#### TASK MATERIAL
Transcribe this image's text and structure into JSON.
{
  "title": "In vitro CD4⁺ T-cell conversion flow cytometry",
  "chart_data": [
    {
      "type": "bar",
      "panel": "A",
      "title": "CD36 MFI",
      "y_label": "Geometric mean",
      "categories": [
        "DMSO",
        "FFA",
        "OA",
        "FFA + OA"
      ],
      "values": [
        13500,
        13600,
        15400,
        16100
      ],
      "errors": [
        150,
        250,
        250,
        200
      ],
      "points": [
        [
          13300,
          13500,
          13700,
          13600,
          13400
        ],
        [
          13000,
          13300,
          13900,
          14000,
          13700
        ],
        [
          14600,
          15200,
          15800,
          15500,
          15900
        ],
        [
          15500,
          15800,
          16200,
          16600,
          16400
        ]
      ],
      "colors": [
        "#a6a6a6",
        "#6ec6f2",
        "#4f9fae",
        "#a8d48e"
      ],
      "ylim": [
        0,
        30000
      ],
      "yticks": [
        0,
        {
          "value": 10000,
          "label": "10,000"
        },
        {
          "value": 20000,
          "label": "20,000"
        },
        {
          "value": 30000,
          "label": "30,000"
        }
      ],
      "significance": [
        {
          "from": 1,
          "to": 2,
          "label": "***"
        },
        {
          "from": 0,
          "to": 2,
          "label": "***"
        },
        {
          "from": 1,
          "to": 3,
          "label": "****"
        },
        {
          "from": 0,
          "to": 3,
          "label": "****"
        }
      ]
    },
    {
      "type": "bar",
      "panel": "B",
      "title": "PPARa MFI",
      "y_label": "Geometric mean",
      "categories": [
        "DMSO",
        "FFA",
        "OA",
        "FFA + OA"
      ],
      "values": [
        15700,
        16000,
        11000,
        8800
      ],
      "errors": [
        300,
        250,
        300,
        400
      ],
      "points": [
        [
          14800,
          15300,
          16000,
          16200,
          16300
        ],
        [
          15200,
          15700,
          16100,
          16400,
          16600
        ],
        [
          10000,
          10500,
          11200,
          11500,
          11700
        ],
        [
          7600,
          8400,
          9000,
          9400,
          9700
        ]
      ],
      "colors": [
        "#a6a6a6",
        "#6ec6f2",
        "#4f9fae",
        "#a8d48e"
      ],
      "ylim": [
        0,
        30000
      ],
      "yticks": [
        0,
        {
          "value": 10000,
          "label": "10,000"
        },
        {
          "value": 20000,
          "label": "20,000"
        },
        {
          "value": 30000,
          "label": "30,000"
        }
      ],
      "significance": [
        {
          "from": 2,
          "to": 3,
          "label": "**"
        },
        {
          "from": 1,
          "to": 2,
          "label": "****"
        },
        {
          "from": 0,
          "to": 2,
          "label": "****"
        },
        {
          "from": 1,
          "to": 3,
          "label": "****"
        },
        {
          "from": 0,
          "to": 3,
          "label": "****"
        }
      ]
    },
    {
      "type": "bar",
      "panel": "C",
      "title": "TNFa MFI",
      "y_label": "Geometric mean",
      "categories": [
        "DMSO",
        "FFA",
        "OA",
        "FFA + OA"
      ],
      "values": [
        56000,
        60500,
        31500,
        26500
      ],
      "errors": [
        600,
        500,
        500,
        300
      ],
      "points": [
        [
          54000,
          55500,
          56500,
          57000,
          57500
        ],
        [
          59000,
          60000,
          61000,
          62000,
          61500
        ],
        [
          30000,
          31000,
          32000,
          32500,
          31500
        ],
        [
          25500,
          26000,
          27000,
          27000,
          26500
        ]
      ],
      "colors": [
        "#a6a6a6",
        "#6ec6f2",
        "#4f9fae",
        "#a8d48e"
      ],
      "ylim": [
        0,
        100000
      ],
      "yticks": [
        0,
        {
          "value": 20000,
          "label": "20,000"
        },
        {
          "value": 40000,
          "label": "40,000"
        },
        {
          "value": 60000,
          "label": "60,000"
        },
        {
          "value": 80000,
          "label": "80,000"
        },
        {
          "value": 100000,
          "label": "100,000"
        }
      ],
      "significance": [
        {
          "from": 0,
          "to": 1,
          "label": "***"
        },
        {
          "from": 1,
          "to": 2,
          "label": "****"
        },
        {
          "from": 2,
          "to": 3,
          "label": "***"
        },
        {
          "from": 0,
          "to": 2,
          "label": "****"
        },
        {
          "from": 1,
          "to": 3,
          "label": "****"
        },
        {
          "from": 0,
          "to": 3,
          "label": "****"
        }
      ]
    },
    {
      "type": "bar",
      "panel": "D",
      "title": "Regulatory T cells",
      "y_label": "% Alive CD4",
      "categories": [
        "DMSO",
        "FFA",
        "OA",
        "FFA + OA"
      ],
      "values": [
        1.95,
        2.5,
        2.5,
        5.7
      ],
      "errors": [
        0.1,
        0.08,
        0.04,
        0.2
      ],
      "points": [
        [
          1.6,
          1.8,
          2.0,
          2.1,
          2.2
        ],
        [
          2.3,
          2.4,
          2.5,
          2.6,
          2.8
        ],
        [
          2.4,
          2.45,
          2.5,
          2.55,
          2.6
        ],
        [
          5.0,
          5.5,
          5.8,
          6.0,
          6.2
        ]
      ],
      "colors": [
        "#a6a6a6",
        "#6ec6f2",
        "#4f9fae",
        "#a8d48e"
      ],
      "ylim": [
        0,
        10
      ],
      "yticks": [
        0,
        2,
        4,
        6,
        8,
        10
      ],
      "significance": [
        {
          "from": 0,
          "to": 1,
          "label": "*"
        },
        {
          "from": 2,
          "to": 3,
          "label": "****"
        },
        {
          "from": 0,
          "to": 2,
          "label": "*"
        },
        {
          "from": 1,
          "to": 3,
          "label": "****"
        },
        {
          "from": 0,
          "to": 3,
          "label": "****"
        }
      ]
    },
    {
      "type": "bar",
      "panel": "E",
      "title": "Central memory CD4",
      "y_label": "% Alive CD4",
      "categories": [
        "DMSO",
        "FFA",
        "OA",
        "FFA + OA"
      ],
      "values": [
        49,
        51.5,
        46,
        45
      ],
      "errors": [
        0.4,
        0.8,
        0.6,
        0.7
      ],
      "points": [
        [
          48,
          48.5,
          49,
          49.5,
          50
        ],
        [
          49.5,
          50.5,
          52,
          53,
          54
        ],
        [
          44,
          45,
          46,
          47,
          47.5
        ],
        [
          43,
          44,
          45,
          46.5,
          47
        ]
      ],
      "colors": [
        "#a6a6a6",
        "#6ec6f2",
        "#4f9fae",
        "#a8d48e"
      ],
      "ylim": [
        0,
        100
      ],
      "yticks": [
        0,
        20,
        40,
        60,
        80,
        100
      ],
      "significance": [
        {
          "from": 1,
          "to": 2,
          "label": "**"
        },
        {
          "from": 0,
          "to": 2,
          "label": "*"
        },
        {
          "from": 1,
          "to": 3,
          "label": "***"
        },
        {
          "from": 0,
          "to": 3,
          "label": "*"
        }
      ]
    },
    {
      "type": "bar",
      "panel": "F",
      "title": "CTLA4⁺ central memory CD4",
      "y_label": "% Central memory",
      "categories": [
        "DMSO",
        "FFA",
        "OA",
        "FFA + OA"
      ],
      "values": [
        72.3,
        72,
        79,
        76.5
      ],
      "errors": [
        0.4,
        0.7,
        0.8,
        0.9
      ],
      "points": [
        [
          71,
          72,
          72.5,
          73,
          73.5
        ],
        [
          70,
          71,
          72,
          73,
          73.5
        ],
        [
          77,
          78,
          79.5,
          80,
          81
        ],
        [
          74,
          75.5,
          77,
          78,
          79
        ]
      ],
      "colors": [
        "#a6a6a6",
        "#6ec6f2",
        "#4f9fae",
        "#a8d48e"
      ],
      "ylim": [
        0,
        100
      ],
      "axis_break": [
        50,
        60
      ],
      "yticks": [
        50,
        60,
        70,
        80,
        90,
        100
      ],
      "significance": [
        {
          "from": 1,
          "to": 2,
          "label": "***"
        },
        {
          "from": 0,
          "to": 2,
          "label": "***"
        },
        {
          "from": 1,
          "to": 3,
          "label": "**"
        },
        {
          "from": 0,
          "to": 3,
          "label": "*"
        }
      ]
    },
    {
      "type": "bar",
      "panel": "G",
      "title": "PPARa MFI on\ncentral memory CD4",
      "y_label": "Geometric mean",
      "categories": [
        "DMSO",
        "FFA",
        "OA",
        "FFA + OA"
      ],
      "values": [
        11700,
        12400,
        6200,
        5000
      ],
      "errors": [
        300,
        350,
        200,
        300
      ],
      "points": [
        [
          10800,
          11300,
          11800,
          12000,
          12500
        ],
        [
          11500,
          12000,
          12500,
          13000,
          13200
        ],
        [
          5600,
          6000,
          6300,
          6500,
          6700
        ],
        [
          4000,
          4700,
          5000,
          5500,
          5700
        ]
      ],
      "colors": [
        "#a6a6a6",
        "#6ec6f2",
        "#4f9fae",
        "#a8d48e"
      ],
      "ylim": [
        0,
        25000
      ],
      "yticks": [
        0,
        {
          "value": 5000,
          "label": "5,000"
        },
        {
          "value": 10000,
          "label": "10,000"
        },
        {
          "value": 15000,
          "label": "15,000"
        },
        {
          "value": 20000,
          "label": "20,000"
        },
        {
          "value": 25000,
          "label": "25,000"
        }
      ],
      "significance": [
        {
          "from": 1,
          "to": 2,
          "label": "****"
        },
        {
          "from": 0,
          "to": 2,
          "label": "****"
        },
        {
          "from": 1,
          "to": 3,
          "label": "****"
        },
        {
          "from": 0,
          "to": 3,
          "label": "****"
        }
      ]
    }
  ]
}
########
## WHAT TO WORK ON
Reproduce every line of the records containing the string "PPARa".

## EXERCISE OUTPUT
      "title": "PPARa MFI",
      "title": "PPARa MFI on\ncentral memory CD4",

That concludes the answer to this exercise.